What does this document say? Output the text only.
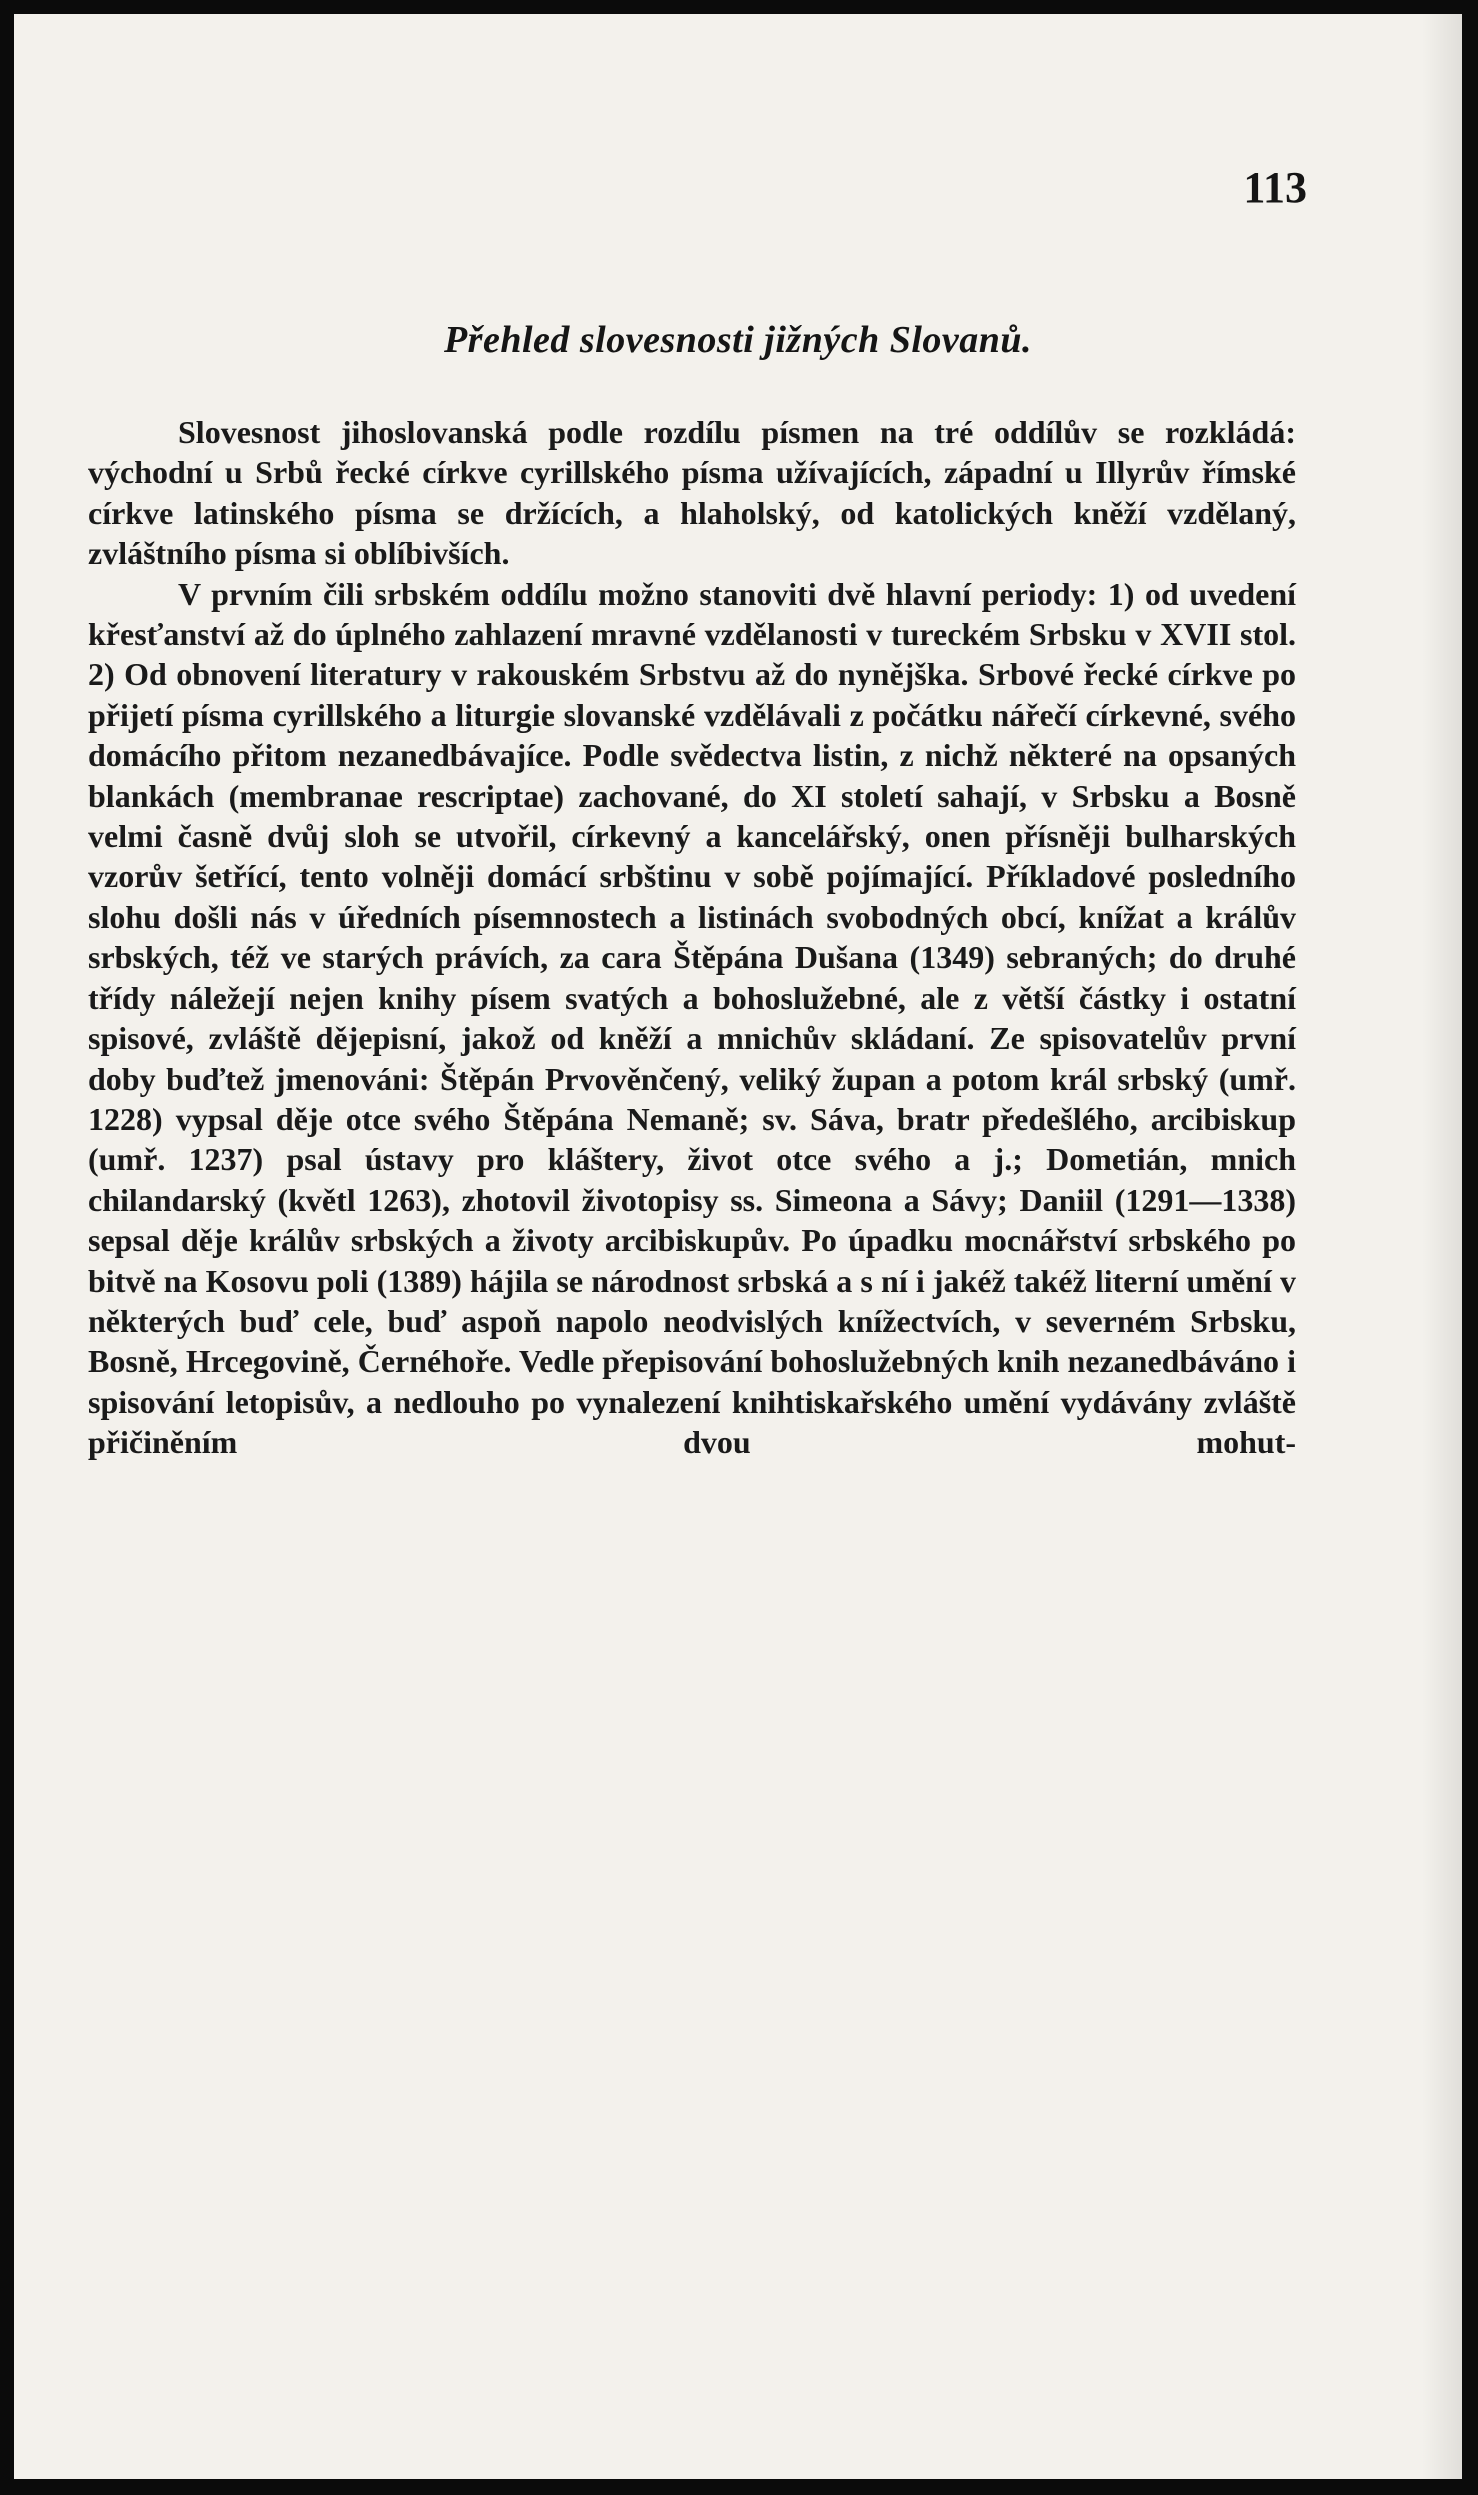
113
Přehled slovesnosti jižných Slovanů.

Slovesnost jihoslovanská podle rozdílu písmen na tré oddílův se rozkládá: východní u Srbů řecké církve cyrillského písma užívajících, západní u Illyrův římské církve latinského písma se držících, a hlaholský, od katolických kněží vzdělaný, zvláštního písma si oblíbivších.

V prvním čili srbském oddílu možno stanoviti dvě hlavní periody: 1) od uvedení křesťanství až do úplného zahlazení mravné vzdělanosti v tureckém Srbsku v XVII stol. 2) Od obnovení literatury v rakouském Srbstvu až do nynějška. Srbové řecké církve po přijetí písma cyrillského a liturgie slovanské vzdělávali z počátku nářečí církevné, svého domácího přitom nezanedbávajíce. Podle svědectva listin, z nichž některé na opsaných blankách (membranae rescriptae) zachované, do XI století sahají, v Srbsku a Bosně velmi časně dvůj sloh se utvořil, církevný a kancelářský, onen přísněji bulharských vzorův šetřící, tento volněji domácí srbštinu v sobě pojímající. Příkladové posledního slohu došli nás v úředních písemnostech a listinách svobodných obcí, knížat a králův srbských, též ve starých právích, za cara Štěpána Dušana (1349) sebraných; do druhé třídy náležejí nejen knihy písem svatých a bohoslužebné, ale z větší částky i ostatní spisové, zvláště dějepisní, jakož od kněží a mnichův skládaní. Ze spisovatelův první doby buďtež jmenováni: Štěpán Prvověnčený, veliký župan a potom král srbský (umř. 1228) vypsal děje otce svého Štěpána Nemaně; sv. Sáva, bratr předešlého, arcibiskup (umř. 1237) psal ústavy pro kláštery, život otce svého a j.; Dometián, mnich chilandarský (květl 1263), zhotovil životopisy ss. Simeona a Sávy; Daniil (1291—1338) sepsal děje králův srbských a životy arcibiskupův. Po úpadku mocnářství srbského po bitvě na Kosovu poli (1389) hájila se národnost srbská a s ní i jakéž takéž literní umění v některých buď cele, buď aspoň napolo neodvislých knížectvích, v severném Srbsku, Bosně, Hrcegovině, Černéhoře. Vedle přepisování bohoslužebných knih nezanedbáváno i spisování letopisův, a nedlouho po vynalezení knihtiskařského umění vydávány zvláště přičiněním dvou mohut-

* Set exercise *
Leaving out the pictures, repeat the data above exactly.

* Complete response *
What does this document say? Output the text only.
113
Přehled slovesnosti jižných Slovanů.

Slovesnost jihoslovanská podle rozdílu písmen na tré oddílův se rozkládá: východní u Srbů řecké církve cyrillského písma užívajících, západní u Illyrův římské církve latinského písma se držících, a hlaholský, od katolických kněží vzdělaný, zvláštního písma si oblíbivších.

V prvním čili srbském oddílu možno stanoviti dvě hlavní periody: 1) od uvedení křesťanství až do úplného zahlazení mravné vzdělanosti v tureckém Srbsku v XVII stol. 2) Od obnovení literatury v rakouském Srbstvu až do nynějška. Srbové řecké církve po přijetí písma cyrillského a liturgie slovanské vzdělávali z počátku nářečí církevné, svého domácího přitom nezanedbávajíce. Podle svědectva listin, z nichž některé na opsaných blankách (membranae rescriptae) zachované, do XI století sahají, v Srbsku a Bosně velmi časně dvůj sloh se utvořil, církevný a kancelářský, onen přísněji bulharských vzorův šetřící, tento volněji domácí srbštinu v sobě pojímající. Příkladové posledního slohu došli nás v úředních písemnostech a listinách svobodných obcí, knížat a králův srbských, též ve starých právích, za cara Štěpána Dušana (1349) sebraných; do druhé třídy náležejí nejen knihy písem svatých a bohoslužebné, ale z větší částky i ostatní spisové, zvláště dějepisní, jakož od kněží a mnichův skládaní. Ze spisovatelův první doby buďtež jmenováni: Štěpán Prvověnčený, veliký župan a potom král srbský (umř. 1228) vypsal děje otce svého Štěpána Nemaně; sv. Sáva, bratr předešlého, arcibiskup (umř. 1237) psal ústavy pro kláštery, život otce svého a j.; Dometián, mnich chilandarský (květl 1263), zhotovil životopisy ss. Simeona a Sávy; Daniil (1291—1338) sepsal děje králův srbských a životy arcibiskupův. Po úpadku mocnářství srbského po bitvě na Kosovu poli (1389) hájila se národnost srbská a s ní i jakéž takéž literní umění v některých buď cele, buď aspoň napolo neodvislých knížectvích, v severném Srbsku, Bosně, Hrcegovině, Černéhoře. Vedle přepisování bohoslužebných knih nezanedbáváno i spisování letopisův, a nedlouho po vynalezení knihtiskařského umění vydávány zvláště přičiněním dvou mohut-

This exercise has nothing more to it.